>> Start Rows

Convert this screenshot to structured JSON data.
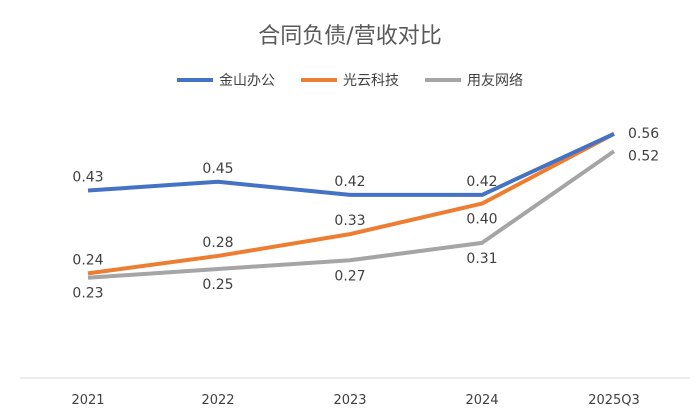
{
  "chart_data": {
    "type": "line",
    "title": "合同负债/营收对比",
    "categories": [
      "2021",
      "2022",
      "2023",
      "2024",
      "2025Q3"
    ],
    "series": [
      {
        "name": "金山办公",
        "color": "#4472C4",
        "values": [
          0.43,
          0.45,
          0.42,
          0.42,
          0.56
        ],
        "labels": [
          "0.43",
          "0.45",
          "0.42",
          "0.42",
          "0.56"
        ]
      },
      {
        "name": "光云科技",
        "color": "#ED7D31",
        "values": [
          0.24,
          0.28,
          0.33,
          0.4,
          0.56
        ],
        "labels": [
          "0.24",
          "0.28",
          "0.33",
          "0.40",
          ""
        ]
      },
      {
        "name": "用友网络",
        "color": "#A5A5A5",
        "values": [
          0.23,
          0.25,
          0.27,
          0.31,
          0.52
        ],
        "labels": [
          "0.23",
          "0.25",
          "0.27",
          "0.31",
          "0.52"
        ]
      }
    ],
    "ylim": [
      0,
      0.6
    ],
    "grid": false,
    "legend": "top"
  }
}
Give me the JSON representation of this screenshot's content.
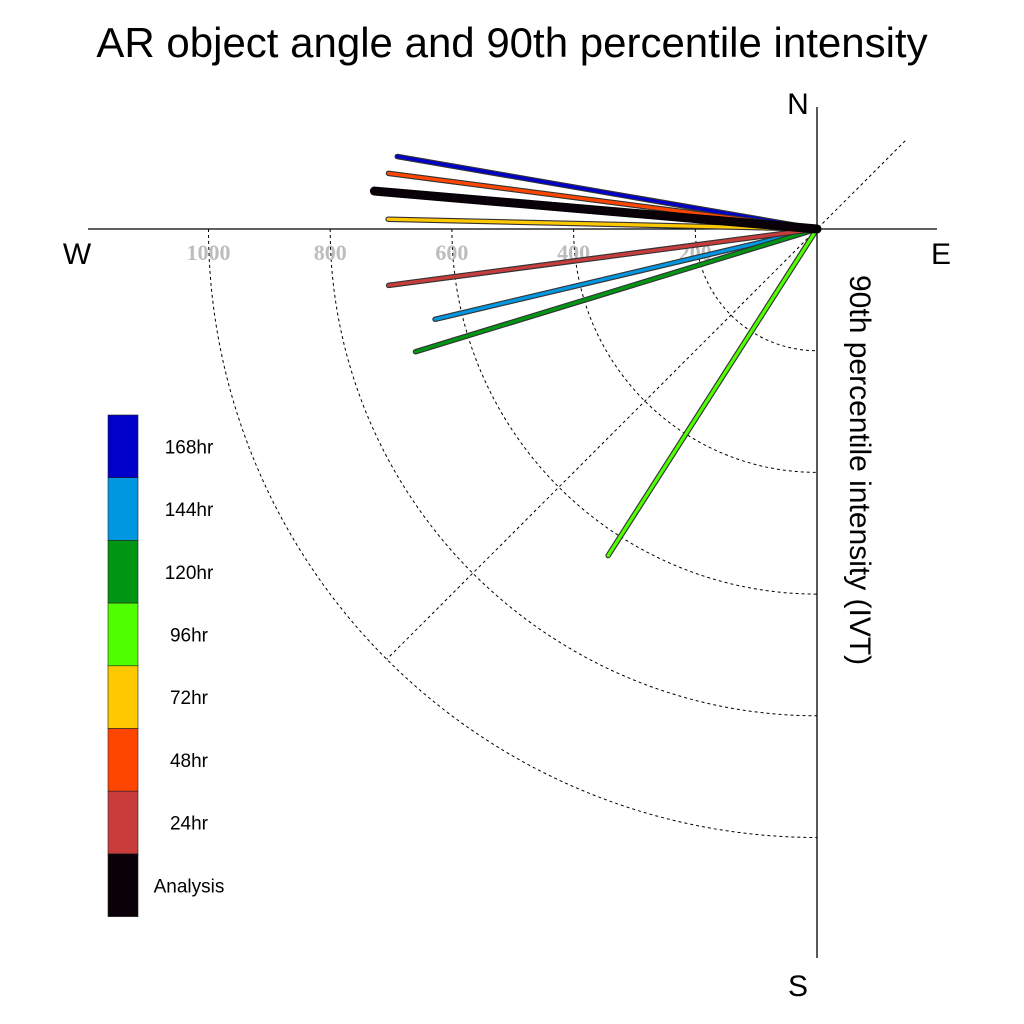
{
  "chart_data": {
    "type": "polar-line",
    "title": "AR object angle and 90th percentile intensity",
    "ylabel": "90th percentile intensity (IVT)",
    "directions": {
      "north": "N",
      "south": "S",
      "east": "E",
      "west": "W"
    },
    "radial_ticks": [
      "200",
      "400",
      "600",
      "800",
      "1000"
    ],
    "radial_tick_values": [
      200,
      400,
      600,
      800,
      1000
    ],
    "rlim": [
      0,
      1000
    ],
    "series": [
      {
        "name": "168hr",
        "color": "#0000c8",
        "angle_deg": 170.2,
        "intensity": 700
      },
      {
        "name": "144hr",
        "color": "#0096e0",
        "angle_deg": 193.3,
        "intensity": 645
      },
      {
        "name": "120hr",
        "color": "#009614",
        "angle_deg": 197.0,
        "intensity": 690
      },
      {
        "name": "96hr",
        "color": "#50ff00",
        "angle_deg": 237.4,
        "intensity": 637
      },
      {
        "name": "72hr",
        "color": "#ffc800",
        "angle_deg": 178.7,
        "intensity": 705
      },
      {
        "name": "48hr",
        "color": "#ff4600",
        "angle_deg": 172.6,
        "intensity": 710
      },
      {
        "name": "24hr",
        "color": "#c83c3c",
        "angle_deg": 187.5,
        "intensity": 710
      },
      {
        "name": "Analysis",
        "color": "#0a0008",
        "angle_deg": 175.1,
        "intensity": 730
      }
    ],
    "legend": [
      "168hr",
      "144hr",
      "120hr",
      "96hr",
      "72hr",
      "48hr",
      "24hr",
      "Analysis"
    ],
    "legend_placement": "left"
  }
}
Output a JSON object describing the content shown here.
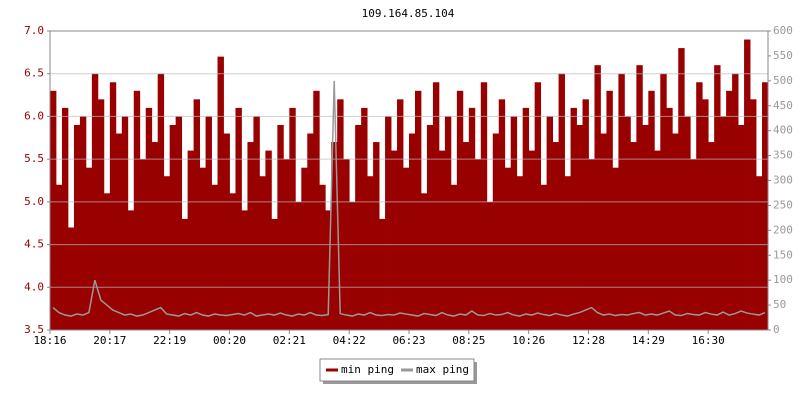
{
  "chart_data": {
    "type": "bar-line",
    "title": "109.164.85.104",
    "categories": [
      "18:16",
      null,
      null,
      null,
      null,
      null,
      null,
      null,
      null,
      null,
      "20:17",
      null,
      null,
      null,
      null,
      null,
      null,
      null,
      null,
      null,
      "22:19",
      null,
      null,
      null,
      null,
      null,
      null,
      null,
      null,
      null,
      "00:20",
      null,
      null,
      null,
      null,
      null,
      null,
      null,
      null,
      null,
      "02:21",
      null,
      null,
      null,
      null,
      null,
      null,
      null,
      null,
      null,
      "04:22",
      null,
      null,
      null,
      null,
      null,
      null,
      null,
      null,
      null,
      "06:23",
      null,
      null,
      null,
      null,
      null,
      null,
      null,
      null,
      null,
      "08:25",
      null,
      null,
      null,
      null,
      null,
      null,
      null,
      null,
      null,
      "10:26",
      null,
      null,
      null,
      null,
      null,
      null,
      null,
      null,
      null,
      "12:28",
      null,
      null,
      null,
      null,
      null,
      null,
      null,
      null,
      null,
      "14:29",
      null,
      null,
      null,
      null,
      null,
      null,
      null,
      null,
      null,
      "16:30",
      null,
      null,
      null,
      null,
      null,
      null,
      null,
      null,
      null
    ],
    "series": [
      {
        "name": "min ping",
        "color": "#990000",
        "values": [
          6.3,
          5.2,
          6.1,
          4.7,
          5.9,
          6.0,
          5.4,
          6.5,
          6.2,
          5.1,
          6.4,
          5.8,
          6.0,
          4.9,
          6.3,
          5.5,
          6.1,
          5.7,
          6.5,
          5.3,
          5.9,
          6.0,
          4.8,
          5.6,
          6.2,
          5.4,
          6.0,
          5.2,
          6.7,
          5.8,
          5.1,
          6.1,
          4.9,
          5.7,
          6.0,
          5.3,
          5.6,
          4.8,
          5.9,
          5.5,
          6.1,
          5.0,
          5.4,
          5.8,
          6.3,
          5.2,
          4.9,
          5.7,
          6.2,
          5.5,
          5.0,
          5.9,
          6.1,
          5.3,
          5.7,
          4.8,
          6.0,
          5.6,
          6.2,
          5.4,
          5.8,
          6.3,
          5.1,
          5.9,
          6.4,
          5.6,
          6.0,
          5.2,
          6.3,
          5.7,
          6.1,
          5.5,
          6.4,
          5.0,
          5.8,
          6.2,
          5.4,
          6.0,
          5.3,
          6.1,
          5.6,
          6.4,
          5.2,
          6.0,
          5.7,
          6.5,
          5.3,
          6.1,
          5.9,
          6.2,
          5.5,
          6.6,
          5.8,
          6.3,
          5.4,
          6.5,
          6.0,
          5.7,
          6.6,
          5.9,
          6.3,
          5.6,
          6.5,
          6.1,
          5.8,
          6.8,
          6.0,
          5.5,
          6.4,
          6.2,
          5.7,
          6.6,
          6.0,
          6.3,
          6.5,
          5.9,
          6.9,
          6.2,
          5.3,
          6.4
        ]
      },
      {
        "name": "max ping",
        "color": "#999999",
        "axis": "y2",
        "values": [
          45,
          35,
          30,
          28,
          32,
          30,
          35,
          100,
          60,
          50,
          40,
          35,
          30,
          32,
          28,
          30,
          35,
          40,
          45,
          32,
          30,
          28,
          33,
          30,
          35,
          30,
          28,
          32,
          30,
          29,
          31,
          33,
          30,
          35,
          28,
          30,
          32,
          30,
          34,
          30,
          28,
          32,
          30,
          35,
          30,
          29,
          31,
          500,
          33,
          30,
          28,
          32,
          30,
          35,
          30,
          29,
          31,
          30,
          34,
          32,
          30,
          28,
          33,
          31,
          29,
          35,
          30,
          28,
          32,
          30,
          38,
          30,
          29,
          33,
          30,
          31,
          35,
          30,
          28,
          32,
          30,
          34,
          31,
          29,
          33,
          30,
          28,
          32,
          35,
          40,
          45,
          35,
          30,
          32,
          29,
          31,
          30,
          33,
          35,
          30,
          32,
          30,
          34,
          38,
          30,
          29,
          33,
          31,
          30,
          35,
          32,
          30,
          36,
          30,
          33,
          38,
          34,
          32,
          30,
          35
        ]
      }
    ],
    "ylim": [
      3.5,
      7
    ],
    "yticks": [
      3.5,
      {
        "value": 4,
        "label": "4.0"
      },
      4.5,
      {
        "value": 5,
        "label": "5.0"
      },
      5.5,
      {
        "value": 6,
        "label": "6.0"
      },
      6.5,
      {
        "value": 7,
        "label": "7.0"
      }
    ],
    "y2lim": [
      0,
      600
    ],
    "y2ticks": [
      0,
      50,
      100,
      150,
      200,
      250,
      300,
      350,
      400,
      450,
      500,
      550,
      600
    ],
    "grid": true
  }
}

>> End Rows

- [Problem details]: Leave out the pictures and transcribe the entries above exactly.

- [Solution to this problem]:
Convert this screenshot to structured JSON data.
{
  "chart_data": {
    "type": "line",
    "title": "合同负债/营收对比",
    "categories": [
      "2021",
      "2022",
      "2023",
      "2024",
      "2025Q3"
    ],
    "series": [
      {
        "name": "金山办公",
        "color": "#4472C4",
        "values": [
          0.43,
          0.45,
          0.42,
          0.42,
          0.56
        ],
        "labels": [
          "0.43",
          "0.45",
          "0.42",
          "0.42",
          "0.56"
        ]
      },
      {
        "name": "光云科技",
        "color": "#ED7D31",
        "values": [
          0.24,
          0.28,
          0.33,
          0.4,
          0.56
        ],
        "labels": [
          "0.24",
          "0.28",
          "0.33",
          "0.40",
          ""
        ]
      },
      {
        "name": "用友网络",
        "color": "#A5A5A5",
        "values": [
          0.23,
          0.25,
          0.27,
          0.31,
          0.52
        ],
        "labels": [
          "0.23",
          "0.25",
          "0.27",
          "0.31",
          "0.52"
        ]
      }
    ],
    "ylim": [
      0,
      0.6
    ],
    "grid": false,
    "legend": "top"
  }
}
Give me the JSON representation of this screenshot's content.
{
  "chart_data": {
    "type": "polar-line",
    "title": "AR object angle and 90th percentile intensity",
    "ylabel": "90th percentile intensity (IVT)",
    "directions": {
      "north": "N",
      "south": "S",
      "east": "E",
      "west": "W"
    },
    "radial_ticks": [
      "200",
      "400",
      "600",
      "800",
      "1000"
    ],
    "radial_tick_values": [
      200,
      400,
      600,
      800,
      1000
    ],
    "rlim": [
      0,
      1000
    ],
    "series": [
      {
        "name": "168hr",
        "color": "#0000c8",
        "angle_deg": 170.2,
        "intensity": 700
      },
      {
        "name": "144hr",
        "color": "#0096e0",
        "angle_deg": 193.3,
        "intensity": 645
      },
      {
        "name": "120hr",
        "color": "#009614",
        "angle_deg": 197.0,
        "intensity": 690
      },
      {
        "name": "96hr",
        "color": "#50ff00",
        "angle_deg": 237.4,
        "intensity": 637
      },
      {
        "name": "72hr",
        "color": "#ffc800",
        "angle_deg": 178.7,
        "intensity": 705
      },
      {
        "name": "48hr",
        "color": "#ff4600",
        "angle_deg": 172.6,
        "intensity": 710
      },
      {
        "name": "24hr",
        "color": "#c83c3c",
        "angle_deg": 187.5,
        "intensity": 710
      },
      {
        "name": "Analysis",
        "color": "#0a0008",
        "angle_deg": 175.1,
        "intensity": 730
      }
    ],
    "legend": [
      "168hr",
      "144hr",
      "120hr",
      "96hr",
      "72hr",
      "48hr",
      "24hr",
      "Analysis"
    ],
    "legend_placement": "left"
  }
}
Output a JSON object describing the content shown here.
{
  "chart_data": {
    "type": "bar-line",
    "title": "109.164.85.104",
    "categories": [
      "18:16",
      null,
      null,
      null,
      null,
      null,
      null,
      null,
      null,
      null,
      "20:17",
      null,
      null,
      null,
      null,
      null,
      null,
      null,
      null,
      null,
      "22:19",
      null,
      null,
      null,
      null,
      null,
      null,
      null,
      null,
      null,
      "00:20",
      null,
      null,
      null,
      null,
      null,
      null,
      null,
      null,
      null,
      "02:21",
      null,
      null,
      null,
      null,
      null,
      null,
      null,
      null,
      null,
      "04:22",
      null,
      null,
      null,
      null,
      null,
      null,
      null,
      null,
      null,
      "06:23",
      null,
      null,
      null,
      null,
      null,
      null,
      null,
      null,
      null,
      "08:25",
      null,
      null,
      null,
      null,
      null,
      null,
      null,
      null,
      null,
      "10:26",
      null,
      null,
      null,
      null,
      null,
      null,
      null,
      null,
      null,
      "12:28",
      null,
      null,
      null,
      null,
      null,
      null,
      null,
      null,
      null,
      "14:29",
      null,
      null,
      null,
      null,
      null,
      null,
      null,
      null,
      null,
      "16:30",
      null,
      null,
      null,
      null,
      null,
      null,
      null,
      null,
      null
    ],
    "series": [
      {
        "name": "min ping",
        "color": "#990000",
        "values": [
          6.3,
          5.2,
          6.1,
          4.7,
          5.9,
          6.0,
          5.4,
          6.5,
          6.2,
          5.1,
          6.4,
          5.8,
          6.0,
          4.9,
          6.3,
          5.5,
          6.1,
          5.7,
          6.5,
          5.3,
          5.9,
          6.0,
          4.8,
          5.6,
          6.2,
          5.4,
          6.0,
          5.2,
          6.7,
          5.8,
          5.1,
          6.1,
          4.9,
          5.7,
          6.0,
          5.3,
          5.6,
          4.8,
          5.9,
          5.5,
          6.1,
          5.0,
          5.4,
          5.8,
          6.3,
          5.2,
          4.9,
          5.7,
          6.2,
          5.5,
          5.0,
          5.9,
          6.1,
          5.3,
          5.7,
          4.8,
          6.0,
          5.6,
          6.2,
          5.4,
          5.8,
          6.3,
          5.1,
          5.9,
          6.4,
          5.6,
          6.0,
          5.2,
          6.3,
          5.7,
          6.1,
          5.5,
          6.4,
          5.0,
          5.8,
          6.2,
          5.4,
          6.0,
          5.3,
          6.1,
          5.6,
          6.4,
          5.2,
          6.0,
          5.7,
          6.5,
          5.3,
          6.1,
          5.9,
          6.2,
          5.5,
          6.6,
          5.8,
          6.3,
          5.4,
          6.5,
          6.0,
          5.7,
          6.6,
          5.9,
          6.3,
          5.6,
          6.5,
          6.1,
          5.8,
          6.8,
          6.0,
          5.5,
          6.4,
          6.2,
          5.7,
          6.6,
          6.0,
          6.3,
          6.5,
          5.9,
          6.9,
          6.2,
          5.3,
          6.4
        ]
      },
      {
        "name": "max ping",
        "color": "#999999",
        "axis": "y2",
        "values": [
          45,
          35,
          30,
          28,
          32,
          30,
          35,
          100,
          60,
          50,
          40,
          35,
          30,
          32,
          28,
          30,
          35,
          40,
          45,
          32,
          30,
          28,
          33,
          30,
          35,
          30,
          28,
          32,
          30,
          29,
          31,
          33,
          30,
          35,
          28,
          30,
          32,
          30,
          34,
          30,
          28,
          32,
          30,
          35,
          30,
          29,
          31,
          500,
          33,
          30,
          28,
          32,
          30,
          35,
          30,
          29,
          31,
          30,
          34,
          32,
          30,
          28,
          33,
          31,
          29,
          35,
          30,
          28,
          32,
          30,
          38,
          30,
          29,
          33,
          30,
          31,
          35,
          30,
          28,
          32,
          30,
          34,
          31,
          29,
          33,
          30,
          28,
          32,
          35,
          40,
          45,
          35,
          30,
          32,
          29,
          31,
          30,
          33,
          35,
          30,
          32,
          30,
          34,
          38,
          30,
          29,
          33,
          31,
          30,
          35,
          32,
          30,
          36,
          30,
          33,
          38,
          34,
          32,
          30,
          35
        ]
      }
    ],
    "ylim": [
      3.5,
      7
    ],
    "yticks": [
      3.5,
      {
        "value": 4,
        "label": "4.0"
      },
      4.5,
      {
        "value": 5,
        "label": "5.0"
      },
      5.5,
      {
        "value": 6,
        "label": "6.0"
      },
      6.5,
      {
        "value": 7,
        "label": "7.0"
      }
    ],
    "y2lim": [
      0,
      600
    ],
    "y2ticks": [
      0,
      50,
      100,
      150,
      200,
      250,
      300,
      350,
      400,
      450,
      500,
      550,
      600
    ],
    "grid": true
  }
}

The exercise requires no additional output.